PROBLEM REQUIREMENTS ▸
Copy the listing verbatim, excluding any images found in it.

Extracted data entries:
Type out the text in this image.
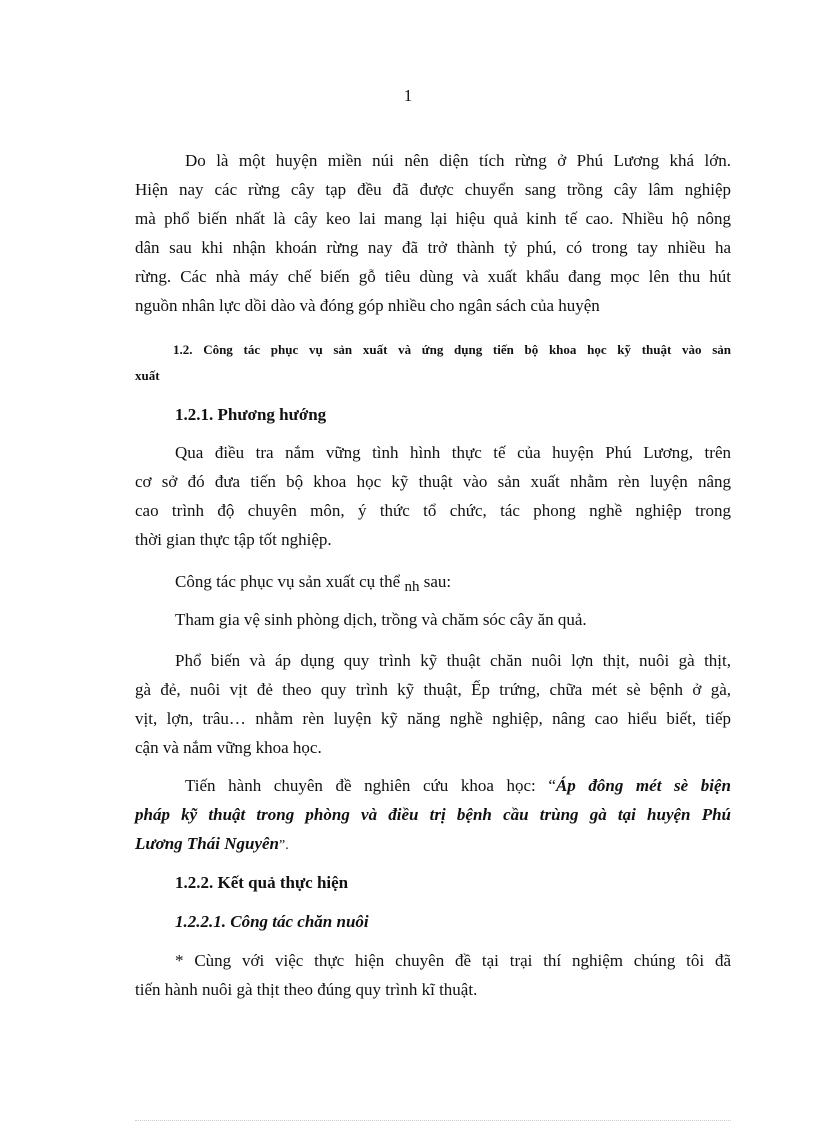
1
Do là một huyện miền núi nên diện tích rừng ở Phú Lương khá lớn.
Hiện nay các rừng cây tạp đều đã được chuyển sang trồng cây lâm nghiệp
mà phổ biến nhất là cây keo lai mang lại hiệu quả kinh tế cao. Nhiều hộ nông
dân sau khi nhận khoán rừng nay đã trở thành tỷ phú, có trong tay nhiều ha
rừng. Các nhà máy chế biến gỗ tiêu dùng và xuất khẩu đang mọc lên thu hút
nguồn nhân lực dồi dào và đóng góp nhiều cho ngân sách của huyện
1.2. Công tác phục vụ sản xuất và ứng dụng tiến bộ khoa học kỹ thuật vào sản
xuất
1.2.1. Phương hướng
Qua điều tra nắm vững tình hình thực tế của huyện Phú Lương, trên
cơ sở đó đưa tiến bộ khoa học kỹ thuật vào sản xuất nhằm rèn luyện nâng
cao trình độ chuyên môn, ý thức tổ chức, tác phong nghề nghiệp trong
thời gian thực tập tốt nghiệp.
Công tác phục vụ sản xuất cụ thể nh sau:
Tham gia vệ sinh phòng dịch, trồng và chăm sóc cây ăn quả.
Phổ biến và áp dụng quy trình kỹ thuật chăn nuôi lợn thịt, nuôi gà thịt,
gà đẻ, nuôi vịt đẻ theo quy trình kỹ thuật, Ếp trứng, chữa mét sè bệnh ở gà,
vịt, lợn, trâu… nhằm rèn luyện kỹ năng nghề nghiệp, nâng cao hiểu biết, tiếp
cận và nắm vững khoa học.
Tiến hành chuyên đề nghiên cứu khoa học: “Áp đông mét sè biện
pháp kỹ thuật trong phòng và điều trị bệnh cầu trùng gà tại huyện Phú
Lương Thái Nguyên”.
1.2.2. Kết quả thực hiện
1.2.2.1. Công tác chăn nuôi
* Cùng với việc thực hiện chuyên đề tại trại thí nghiệm chúng tôi đã
tiến hành nuôi gà thịt theo đúng quy trình kĩ thuật.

OUTPUT FOR THIS EXERCISE ▸
Type out the text in this image.
1
Do là một huyện miền núi nên diện tích rừng ở Phú Lương khá lớn.
Hiện nay các rừng cây tạp đều đã được chuyển sang trồng cây lâm nghiệp
mà phổ biến nhất là cây keo lai mang lại hiệu quả kinh tế cao. Nhiều hộ nông
dân sau khi nhận khoán rừng nay đã trở thành tỷ phú, có trong tay nhiều ha
rừng. Các nhà máy chế biến gỗ tiêu dùng và xuất khẩu đang mọc lên thu hút
nguồn nhân lực dồi dào và đóng góp nhiều cho ngân sách của huyện
1.2. Công tác phục vụ sản xuất và ứng dụng tiến bộ khoa học kỹ thuật vào sản
xuất
1.2.1. Phương hướng
Qua điều tra nắm vững tình hình thực tế của huyện Phú Lương, trên
cơ sở đó đưa tiến bộ khoa học kỹ thuật vào sản xuất nhằm rèn luyện nâng
cao trình độ chuyên môn, ý thức tổ chức, tác phong nghề nghiệp trong
thời gian thực tập tốt nghiệp.
Công tác phục vụ sản xuất cụ thể nh sau:
Tham gia vệ sinh phòng dịch, trồng và chăm sóc cây ăn quả.
Phổ biến và áp dụng quy trình kỹ thuật chăn nuôi lợn thịt, nuôi gà thịt,
gà đẻ, nuôi vịt đẻ theo quy trình kỹ thuật, Ếp trứng, chữa mét sè bệnh ở gà,
vịt, lợn, trâu… nhằm rèn luyện kỹ năng nghề nghiệp, nâng cao hiểu biết, tiếp
cận và nắm vững khoa học.
Tiến hành chuyên đề nghiên cứu khoa học: “Áp đông mét sè biện
pháp kỹ thuật trong phòng và điều trị bệnh cầu trùng gà tại huyện Phú
Lương Thái Nguyên”.
1.2.2. Kết quả thực hiện
1.2.2.1. Công tác chăn nuôi
* Cùng với việc thực hiện chuyên đề tại trại thí nghiệm chúng tôi đã
tiến hành nuôi gà thịt theo đúng quy trình kĩ thuật.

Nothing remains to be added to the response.